-- GOAL OF THE EXERCISE --
Reproduce this listing in full.
------ GIVEN RECORDS ------
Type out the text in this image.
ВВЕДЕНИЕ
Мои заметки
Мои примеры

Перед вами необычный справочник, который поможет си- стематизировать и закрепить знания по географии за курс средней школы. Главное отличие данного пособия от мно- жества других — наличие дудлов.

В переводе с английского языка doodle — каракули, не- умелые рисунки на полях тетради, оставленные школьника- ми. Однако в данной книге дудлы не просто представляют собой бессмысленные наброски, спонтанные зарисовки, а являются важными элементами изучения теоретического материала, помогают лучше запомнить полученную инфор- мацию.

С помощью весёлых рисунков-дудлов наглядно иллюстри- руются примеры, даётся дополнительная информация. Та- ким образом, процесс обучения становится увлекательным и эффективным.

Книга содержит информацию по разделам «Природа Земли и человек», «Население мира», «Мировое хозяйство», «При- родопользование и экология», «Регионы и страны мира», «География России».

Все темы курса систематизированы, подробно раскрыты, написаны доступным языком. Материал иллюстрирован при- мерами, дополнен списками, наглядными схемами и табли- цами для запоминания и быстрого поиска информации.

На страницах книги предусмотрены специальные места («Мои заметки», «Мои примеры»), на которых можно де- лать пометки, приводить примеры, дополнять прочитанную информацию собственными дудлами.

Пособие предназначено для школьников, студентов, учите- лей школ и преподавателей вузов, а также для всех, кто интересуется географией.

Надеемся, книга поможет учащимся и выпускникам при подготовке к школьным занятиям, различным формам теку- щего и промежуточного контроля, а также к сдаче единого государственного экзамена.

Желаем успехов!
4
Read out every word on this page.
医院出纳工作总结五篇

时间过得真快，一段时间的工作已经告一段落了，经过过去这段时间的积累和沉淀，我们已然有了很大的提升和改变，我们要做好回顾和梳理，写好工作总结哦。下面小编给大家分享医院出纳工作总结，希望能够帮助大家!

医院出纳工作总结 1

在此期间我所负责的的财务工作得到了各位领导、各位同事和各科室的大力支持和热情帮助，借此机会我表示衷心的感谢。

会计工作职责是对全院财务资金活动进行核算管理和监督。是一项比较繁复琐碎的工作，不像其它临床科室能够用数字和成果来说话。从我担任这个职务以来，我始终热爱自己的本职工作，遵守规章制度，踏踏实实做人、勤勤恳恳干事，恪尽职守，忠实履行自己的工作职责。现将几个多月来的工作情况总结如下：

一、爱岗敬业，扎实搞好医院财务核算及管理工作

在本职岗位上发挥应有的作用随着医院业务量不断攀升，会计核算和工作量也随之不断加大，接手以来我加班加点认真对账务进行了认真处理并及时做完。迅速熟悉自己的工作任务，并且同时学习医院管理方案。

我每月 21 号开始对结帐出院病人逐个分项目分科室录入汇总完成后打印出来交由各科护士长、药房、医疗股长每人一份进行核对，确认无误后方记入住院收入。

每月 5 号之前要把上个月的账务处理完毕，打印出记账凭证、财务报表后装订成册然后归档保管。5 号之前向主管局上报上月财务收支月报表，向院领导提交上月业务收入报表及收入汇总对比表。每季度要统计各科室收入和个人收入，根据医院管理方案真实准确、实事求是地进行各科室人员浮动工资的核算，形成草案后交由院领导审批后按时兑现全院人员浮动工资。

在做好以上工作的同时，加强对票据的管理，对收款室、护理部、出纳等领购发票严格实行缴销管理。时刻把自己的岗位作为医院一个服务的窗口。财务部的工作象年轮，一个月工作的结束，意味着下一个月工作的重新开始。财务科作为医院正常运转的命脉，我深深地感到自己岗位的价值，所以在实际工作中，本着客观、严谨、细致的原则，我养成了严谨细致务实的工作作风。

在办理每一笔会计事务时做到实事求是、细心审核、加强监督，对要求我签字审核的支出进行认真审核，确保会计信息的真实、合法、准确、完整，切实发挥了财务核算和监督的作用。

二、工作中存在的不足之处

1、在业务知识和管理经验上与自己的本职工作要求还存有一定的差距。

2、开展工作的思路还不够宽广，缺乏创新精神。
------
-- RESULT FOR THIS TASK --
Type out the text in this image.
ВВЕДЕНИЕ
Мои заметки
Мои примеры

Перед вами необычный справочник, который поможет си- стематизировать и закрепить знания по географии за курс средней школы. Главное отличие данного пособия от мно- жества других — наличие дудлов.

В переводе с английского языка doodle — каракули, не- умелые рисунки на полях тетради, оставленные школьника- ми. Однако в данной книге дудлы не просто представляют собой бессмысленные наброски, спонтанные зарисовки, а являются важными элементами изучения теоретического материала, помогают лучше запомнить полученную инфор- мацию.

С помощью весёлых рисунков-дудлов наглядно иллюстри- руются примеры, даётся дополнительная информация. Та- ким образом, процесс обучения становится увлекательным и эффективным.

Книга содержит информацию по разделам «Природа Земли и человек», «Население мира», «Мировое хозяйство», «При- родопользование и экология», «Регионы и страны мира», «География России».

Все темы курса систематизированы, подробно раскрыты, написаны доступным языком. Материал иллюстрирован при- мерами, дополнен списками, наглядными схемами и табли- цами для запоминания и быстрого поиска информации.

На страницах книги предусмотрены специальные места («Мои заметки», «Мои примеры»), на которых можно де- лать пометки, приводить примеры, дополнять прочитанную информацию собственными дудлами.

Пособие предназначено для школьников, студентов, учите- лей школ и преподавателей вузов, а также для всех, кто интересуется географией.

Надеемся, книга поможет учащимся и выпускникам при подготовке к школьным занятиям, различным формам теку- щего и промежуточного контроля, а также к сдаче единого государственного экзамена.

Желаем успехов!
4
Read out every word on this page.
医院出纳工作总结五篇

时间过得真快，一段时间的工作已经告一段落了，经过过去这段时间的积累和沉淀，我们已然有了很大的提升和改变，我们要做好回顾和梳理，写好工作总结哦。下面小编给大家分享医院出纳工作总结，希望能够帮助大家!

医院出纳工作总结 1

在此期间我所负责的的财务工作得到了各位领导、各位同事和各科室的大力支持和热情帮助，借此机会我表示衷心的感谢。

会计工作职责是对全院财务资金活动进行核算管理和监督。是一项比较繁复琐碎的工作，不像其它临床科室能够用数字和成果来说话。从我担任这个职务以来，我始终热爱自己的本职工作，遵守规章制度，踏踏实实做人、勤勤恳恳干事，恪尽职守，忠实履行自己的工作职责。现将几个多月来的工作情况总结如下：

一、爱岗敬业，扎实搞好医院财务核算及管理工作

在本职岗位上发挥应有的作用随着医院业务量不断攀升，会计核算和工作量也随之不断加大，接手以来我加班加点认真对账务进行了认真处理并及时做完。迅速熟悉自己的工作任务，并且同时学习医院管理方案。

我每月 21 号开始对结帐出院病人逐个分项目分科室录入汇总完成后打印出来交由各科护士长、药房、医疗股长每人一份进行核对，确认无误后方记入住院收入。

每月 5 号之前要把上个月的账务处理完毕，打印出记账凭证、财务报表后装订成册然后归档保管。5 号之前向主管局上报上月财务收支月报表，向院领导提交上月业务收入报表及收入汇总对比表。每季度要统计各科室收入和个人收入，根据医院管理方案真实准确、实事求是地进行各科室人员浮动工资的核算，形成草案后交由院领导审批后按时兑现全院人员浮动工资。

在做好以上工作的同时，加强对票据的管理，对收款室、护理部、出纳等领购发票严格实行缴销管理。时刻把自己的岗位作为医院一个服务的窗口。财务部的工作象年轮，一个月工作的结束，意味着下一个月工作的重新开始。财务科作为医院正常运转的命脉，我深深地感到自己岗位的价值，所以在实际工作中，本着客观、严谨、细致的原则，我养成了严谨细致务实的工作作风。

在办理每一笔会计事务时做到实事求是、细心审核、加强监督，对要求我签字审核的支出进行认真审核，确保会计信息的真实、合法、准确、完整，切实发挥了财务核算和监督的作用。

二、工作中存在的不足之处

1、在业务知识和管理经验上与自己的本职工作要求还存有一定的差距。

2、开展工作的思路还不够宽广，缺乏创新精神。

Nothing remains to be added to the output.